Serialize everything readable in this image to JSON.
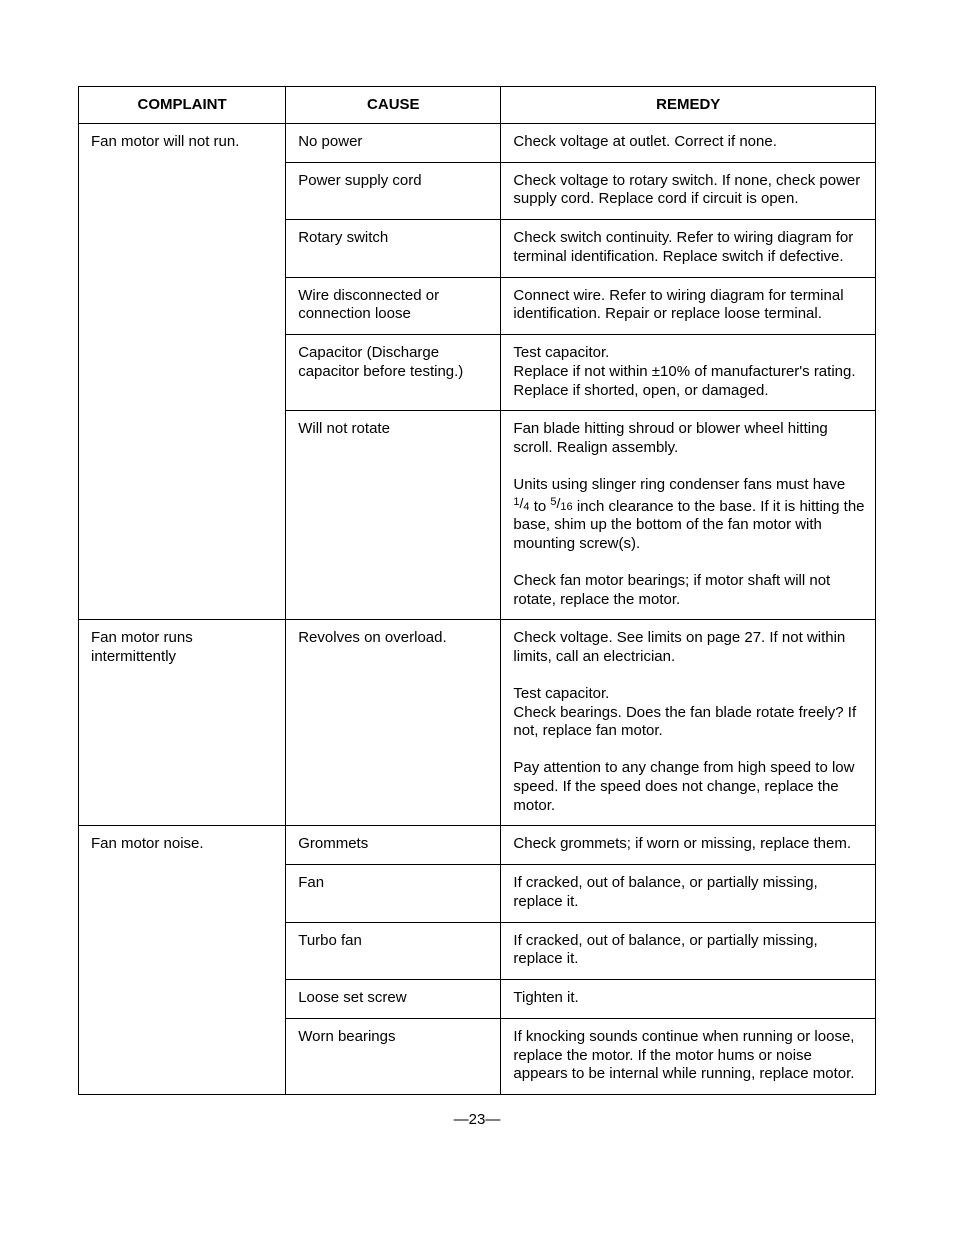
{
  "headers": {
    "complaint": "COMPLAINT",
    "cause": "CAUSE",
    "remedy": "REMEDY"
  },
  "groups": [
    {
      "complaint": "Fan motor will not run.",
      "causes": [
        {
          "cause": "No power",
          "remedies": [
            "Check voltage at outlet. Correct if none."
          ]
        },
        {
          "cause": "Power supply cord",
          "remedies": [
            "Check voltage to rotary switch. If none, check power supply cord. Replace cord if circuit is open."
          ]
        },
        {
          "cause": "Rotary switch",
          "remedies": [
            "Check switch continuity. Refer to wiring diagram for terminal identification. Replace switch if defective."
          ]
        },
        {
          "cause": "Wire disconnected or connection loose",
          "remedies": [
            "Connect wire. Refer to wiring diagram for terminal identification. Repair or replace loose terminal."
          ]
        },
        {
          "cause": "Capacitor (Discharge capacitor before testing.)",
          "remedies": [
            "Test capacitor.\nReplace if not within ±10% of manufacturer's rating. Replace if shorted, open, or damaged."
          ]
        },
        {
          "cause": "Will not rotate",
          "remedies": [
            "Fan blade hitting shroud or blower wheel hitting scroll. Realign assembly.",
            "Units using slinger ring condenser fans must have {FRAC14} to {FRAC516} inch clearance to the base. If it is hitting the base, shim up the bottom of the fan motor with mounting screw(s).",
            "Check fan motor bearings; if motor shaft will not rotate, replace the motor."
          ]
        }
      ]
    },
    {
      "complaint": "Fan motor runs intermittently",
      "causes": [
        {
          "cause": "Revolves on overload.",
          "remedies": [
            "Check voltage. See limits on page 27. If not within limits, call an electrician.",
            "Test capacitor.\nCheck bearings. Does the fan blade rotate freely? If not, replace fan motor.",
            "Pay attention to any change from high speed to low speed. If the speed does not change, replace the motor."
          ]
        }
      ]
    },
    {
      "complaint": "Fan motor noise.",
      "causes": [
        {
          "cause": "Grommets",
          "remedies": [
            "Check grommets; if worn or missing, replace them."
          ]
        },
        {
          "cause": "Fan",
          "remedies": [
            "If cracked, out of balance, or partially missing, replace it."
          ]
        },
        {
          "cause": "Turbo fan",
          "remedies": [
            "If cracked, out of balance, or partially missing, replace it."
          ]
        },
        {
          "cause": "Loose set screw",
          "remedies": [
            "Tighten it."
          ]
        },
        {
          "cause": "Worn bearings",
          "remedies": [
            "If knocking sounds continue when running or loose, replace the motor. If the motor hums or noise appears to be internal while running, replace motor."
          ]
        }
      ]
    }
  ],
  "page_number": "—23—"
}
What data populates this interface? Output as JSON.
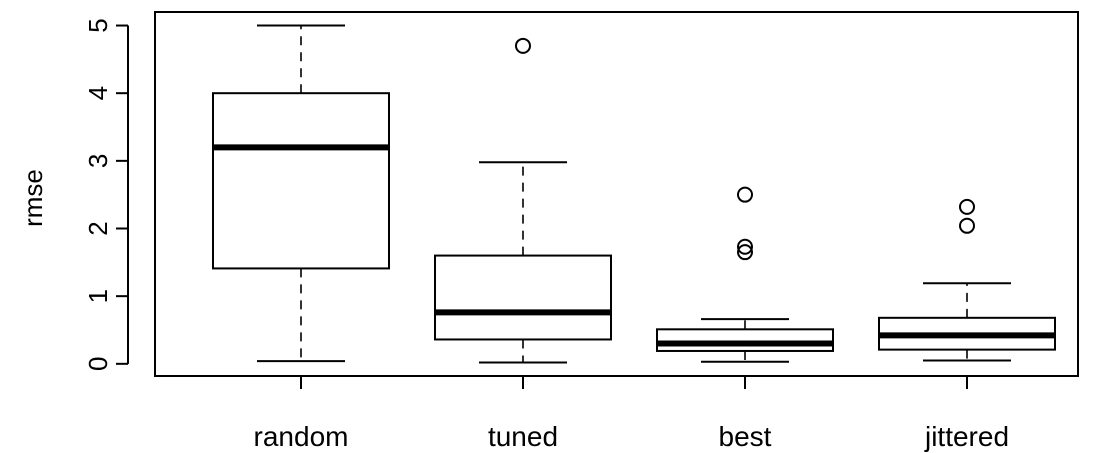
{
  "chart_data": {
    "type": "boxplot",
    "title": "",
    "xlabel": "",
    "ylabel": "rmse",
    "ylim": [
      -0.18,
      5.2
    ],
    "yticks": [
      0,
      1,
      2,
      3,
      4,
      5
    ],
    "ytick_labels": [
      "0",
      "1",
      "2",
      "3",
      "4",
      "5"
    ],
    "grid": false,
    "categories": [
      "random",
      "tuned",
      "best",
      "jittered"
    ],
    "boxes": [
      {
        "name": "random",
        "whisker_low": 0.04,
        "q1": 1.41,
        "median": 3.2,
        "q3": 4.0,
        "whisker_high": 5.0,
        "outliers": []
      },
      {
        "name": "tuned",
        "whisker_low": 0.02,
        "q1": 0.36,
        "median": 0.76,
        "q3": 1.6,
        "whisker_high": 2.98,
        "outliers": [
          4.7
        ]
      },
      {
        "name": "best",
        "whisker_low": 0.03,
        "q1": 0.19,
        "median": 0.3,
        "q3": 0.51,
        "whisker_high": 0.66,
        "outliers": [
          1.65,
          1.73,
          2.5
        ]
      },
      {
        "name": "jittered",
        "whisker_low": 0.05,
        "q1": 0.21,
        "median": 0.42,
        "q3": 0.68,
        "whisker_high": 1.19,
        "outliers": [
          2.04,
          2.32
        ]
      }
    ]
  }
}
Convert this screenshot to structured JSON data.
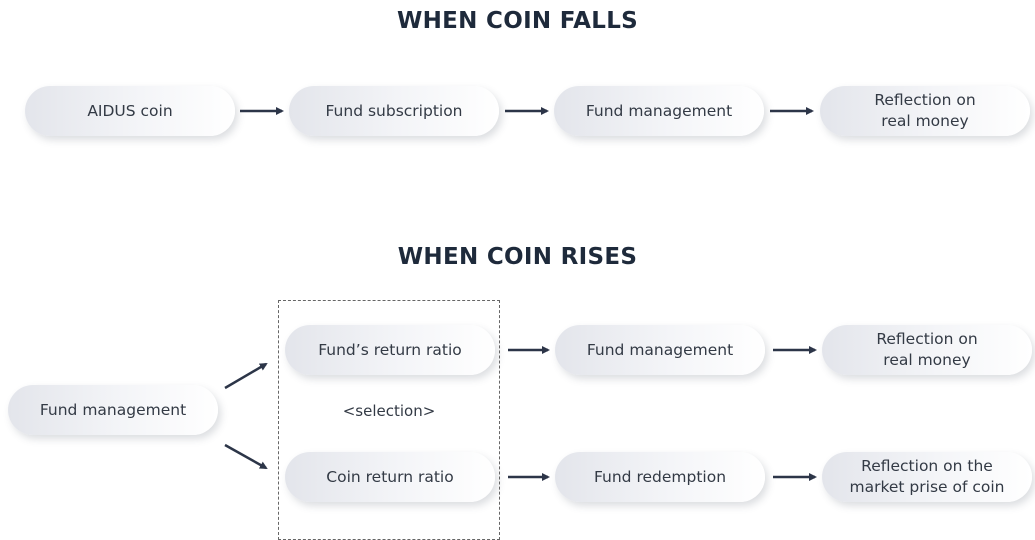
◇ ◇ ◇ ◇ ◇
What needs to be done: The pictures should not appear in the copy; every other part of the records above must be returned exactly.

Solution:
Serialize everything readable in this image to JSON.
{
  "headers": {
    "complaint": "COMPLAINT",
    "cause": "CAUSE",
    "remedy": "REMEDY"
  },
  "groups": [
    {
      "complaint": "Fan motor will not run.",
      "causes": [
        {
          "cause": "No power",
          "remedies": [
            "Check voltage at outlet. Correct if none."
          ]
        },
        {
          "cause": "Power supply cord",
          "remedies": [
            "Check voltage to rotary switch. If none, check power supply cord. Replace cord if circuit is open."
          ]
        },
        {
          "cause": "Rotary switch",
          "remedies": [
            "Check switch continuity. Refer to wiring diagram for terminal identification. Replace switch if defective."
          ]
        },
        {
          "cause": "Wire disconnected or connection loose",
          "remedies": [
            "Connect wire. Refer to wiring diagram for terminal identification. Repair or replace loose terminal."
          ]
        },
        {
          "cause": "Capacitor (Discharge capacitor before testing.)",
          "remedies": [
            "Test capacitor.\nReplace if not within ±10% of manufacturer's rating. Replace if shorted, open, or damaged."
          ]
        },
        {
          "cause": "Will not rotate",
          "remedies": [
            "Fan blade hitting shroud or blower wheel hitting scroll. Realign assembly.",
            "Units using slinger ring condenser fans must have {FRAC14} to {FRAC516} inch clearance to the base. If it is hitting the base, shim up the bottom of the fan motor with mounting screw(s).",
            "Check fan motor bearings; if motor shaft will not rotate, replace the motor."
          ]
        }
      ]
    },
    {
      "complaint": "Fan motor runs intermittently",
      "causes": [
        {
          "cause": "Revolves on overload.",
          "remedies": [
            "Check voltage. See limits on page 27. If not within limits, call an electrician.",
            "Test capacitor.\nCheck bearings. Does the fan blade rotate freely? If not, replace fan motor.",
            "Pay attention to any change from high speed to low speed. If the speed does not change, replace the motor."
          ]
        }
      ]
    },
    {
      "complaint": "Fan motor noise.",
      "causes": [
        {
          "cause": "Grommets",
          "remedies": [
            "Check grommets; if worn or missing, replace them."
          ]
        },
        {
          "cause": "Fan",
          "remedies": [
            "If cracked, out of balance, or partially missing, replace it."
          ]
        },
        {
          "cause": "Turbo fan",
          "remedies": [
            "If cracked, out of balance, or partially missing, replace it."
          ]
        },
        {
          "cause": "Loose set screw",
          "remedies": [
            "Tighten it."
          ]
        },
        {
          "cause": "Worn bearings",
          "remedies": [
            "If knocking sounds continue when running or loose, replace the motor. If the motor hums or noise appears to be internal while running, replace motor."
          ]
        }
      ]
    }
  ],
  "page_number": "—23—"
}
What data populates this interface? Output as JSON.
{
  "chart_data": {
    "type": "boxplot",
    "title": "",
    "xlabel": "",
    "ylabel": "rmse",
    "ylim": [
      -0.18,
      5.2
    ],
    "yticks": [
      0,
      1,
      2,
      3,
      4,
      5
    ],
    "ytick_labels": [
      "0",
      "1",
      "2",
      "3",
      "4",
      "5"
    ],
    "grid": false,
    "categories": [
      "random",
      "tuned",
      "best",
      "jittered"
    ],
    "boxes": [
      {
        "name": "random",
        "whisker_low": 0.04,
        "q1": 1.41,
        "median": 3.2,
        "q3": 4.0,
        "whisker_high": 5.0,
        "outliers": []
      },
      {
        "name": "tuned",
        "whisker_low": 0.02,
        "q1": 0.36,
        "median": 0.76,
        "q3": 1.6,
        "whisker_high": 2.98,
        "outliers": [
          4.7
        ]
      },
      {
        "name": "best",
        "whisker_low": 0.03,
        "q1": 0.19,
        "median": 0.3,
        "q3": 0.51,
        "whisker_high": 0.66,
        "outliers": [
          1.65,
          1.73,
          2.5
        ]
      },
      {
        "name": "jittered",
        "whisker_low": 0.05,
        "q1": 0.21,
        "median": 0.42,
        "q3": 0.68,
        "whisker_high": 1.19,
        "outliers": [
          2.04,
          2.32
        ]
      }
    ]
  }
}
Convert this screenshot to structured JSON data.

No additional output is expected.